# Exercise objective:
Lines holding the string "layer" are the ones to copy; find them all in the data.

************

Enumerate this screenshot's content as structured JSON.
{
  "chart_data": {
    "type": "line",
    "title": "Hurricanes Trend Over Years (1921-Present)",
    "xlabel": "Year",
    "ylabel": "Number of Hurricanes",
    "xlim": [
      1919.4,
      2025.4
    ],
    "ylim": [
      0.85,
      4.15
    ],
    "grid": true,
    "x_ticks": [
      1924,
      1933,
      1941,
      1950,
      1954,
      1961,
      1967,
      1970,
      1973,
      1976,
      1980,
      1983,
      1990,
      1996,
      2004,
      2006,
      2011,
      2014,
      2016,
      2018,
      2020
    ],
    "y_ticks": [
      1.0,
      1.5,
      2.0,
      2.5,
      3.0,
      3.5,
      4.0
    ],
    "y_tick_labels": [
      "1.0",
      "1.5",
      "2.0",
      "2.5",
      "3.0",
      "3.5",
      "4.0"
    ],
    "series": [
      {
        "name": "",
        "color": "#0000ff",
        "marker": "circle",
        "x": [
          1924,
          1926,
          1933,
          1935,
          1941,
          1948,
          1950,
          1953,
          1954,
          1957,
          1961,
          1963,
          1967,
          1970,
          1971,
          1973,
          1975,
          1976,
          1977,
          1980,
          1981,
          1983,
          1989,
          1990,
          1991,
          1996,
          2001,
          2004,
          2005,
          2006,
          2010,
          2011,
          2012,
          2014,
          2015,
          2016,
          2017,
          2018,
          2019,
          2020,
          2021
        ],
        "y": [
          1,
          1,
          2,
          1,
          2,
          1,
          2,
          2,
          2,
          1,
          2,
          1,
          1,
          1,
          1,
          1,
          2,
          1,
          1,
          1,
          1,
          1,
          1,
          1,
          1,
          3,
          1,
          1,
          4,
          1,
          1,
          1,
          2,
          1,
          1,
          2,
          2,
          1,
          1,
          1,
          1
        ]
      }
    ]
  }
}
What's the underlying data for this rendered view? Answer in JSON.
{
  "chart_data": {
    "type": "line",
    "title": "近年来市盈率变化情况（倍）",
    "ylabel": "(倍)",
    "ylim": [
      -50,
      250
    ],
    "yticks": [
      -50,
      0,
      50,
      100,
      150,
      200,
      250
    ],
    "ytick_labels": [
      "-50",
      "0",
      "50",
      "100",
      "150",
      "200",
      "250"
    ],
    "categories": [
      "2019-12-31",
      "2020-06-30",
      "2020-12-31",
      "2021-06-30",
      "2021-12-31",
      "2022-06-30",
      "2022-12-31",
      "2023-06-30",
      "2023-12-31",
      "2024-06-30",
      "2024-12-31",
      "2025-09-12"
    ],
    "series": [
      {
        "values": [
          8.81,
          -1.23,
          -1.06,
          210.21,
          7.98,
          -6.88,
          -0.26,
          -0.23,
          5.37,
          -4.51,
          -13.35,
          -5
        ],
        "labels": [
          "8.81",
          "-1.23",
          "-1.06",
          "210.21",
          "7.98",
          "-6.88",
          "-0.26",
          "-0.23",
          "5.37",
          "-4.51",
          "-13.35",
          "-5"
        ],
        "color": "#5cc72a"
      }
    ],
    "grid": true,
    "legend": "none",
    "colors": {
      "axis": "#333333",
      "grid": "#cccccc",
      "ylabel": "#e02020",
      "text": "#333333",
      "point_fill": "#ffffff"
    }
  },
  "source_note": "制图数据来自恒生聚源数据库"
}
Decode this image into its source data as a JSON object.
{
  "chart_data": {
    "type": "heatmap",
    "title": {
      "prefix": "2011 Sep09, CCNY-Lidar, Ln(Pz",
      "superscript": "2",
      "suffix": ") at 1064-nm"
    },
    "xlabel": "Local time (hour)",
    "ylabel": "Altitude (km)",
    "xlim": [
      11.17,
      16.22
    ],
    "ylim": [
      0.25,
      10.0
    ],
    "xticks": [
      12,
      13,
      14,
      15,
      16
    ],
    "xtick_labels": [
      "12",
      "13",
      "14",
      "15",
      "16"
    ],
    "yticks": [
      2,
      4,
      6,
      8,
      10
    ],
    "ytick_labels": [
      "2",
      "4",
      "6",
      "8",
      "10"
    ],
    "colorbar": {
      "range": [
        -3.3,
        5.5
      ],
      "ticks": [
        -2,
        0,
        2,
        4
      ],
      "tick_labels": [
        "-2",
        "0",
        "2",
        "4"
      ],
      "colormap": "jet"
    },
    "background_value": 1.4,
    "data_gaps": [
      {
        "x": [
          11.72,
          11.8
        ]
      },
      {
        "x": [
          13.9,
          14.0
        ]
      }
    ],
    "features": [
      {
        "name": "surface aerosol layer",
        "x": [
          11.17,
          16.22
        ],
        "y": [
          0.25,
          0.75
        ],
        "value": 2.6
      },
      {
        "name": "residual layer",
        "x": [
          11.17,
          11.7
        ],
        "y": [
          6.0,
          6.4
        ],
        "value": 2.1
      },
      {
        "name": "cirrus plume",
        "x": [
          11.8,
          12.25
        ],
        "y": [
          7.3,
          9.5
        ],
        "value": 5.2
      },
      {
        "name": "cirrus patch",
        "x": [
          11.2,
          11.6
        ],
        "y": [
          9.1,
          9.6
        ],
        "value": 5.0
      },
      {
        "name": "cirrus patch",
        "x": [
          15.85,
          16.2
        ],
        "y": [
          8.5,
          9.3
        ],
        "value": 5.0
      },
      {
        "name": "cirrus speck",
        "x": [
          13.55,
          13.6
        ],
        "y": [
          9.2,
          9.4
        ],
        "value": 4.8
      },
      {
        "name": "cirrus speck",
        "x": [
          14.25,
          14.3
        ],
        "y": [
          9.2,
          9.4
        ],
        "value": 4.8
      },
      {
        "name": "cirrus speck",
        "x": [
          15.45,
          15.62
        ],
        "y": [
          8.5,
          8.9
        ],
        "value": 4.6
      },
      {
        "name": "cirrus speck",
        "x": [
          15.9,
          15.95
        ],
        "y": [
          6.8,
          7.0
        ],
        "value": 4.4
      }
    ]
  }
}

************

# Solution for this exercise:
        "name": "surface aerosol layer",
        "name": "residual layer",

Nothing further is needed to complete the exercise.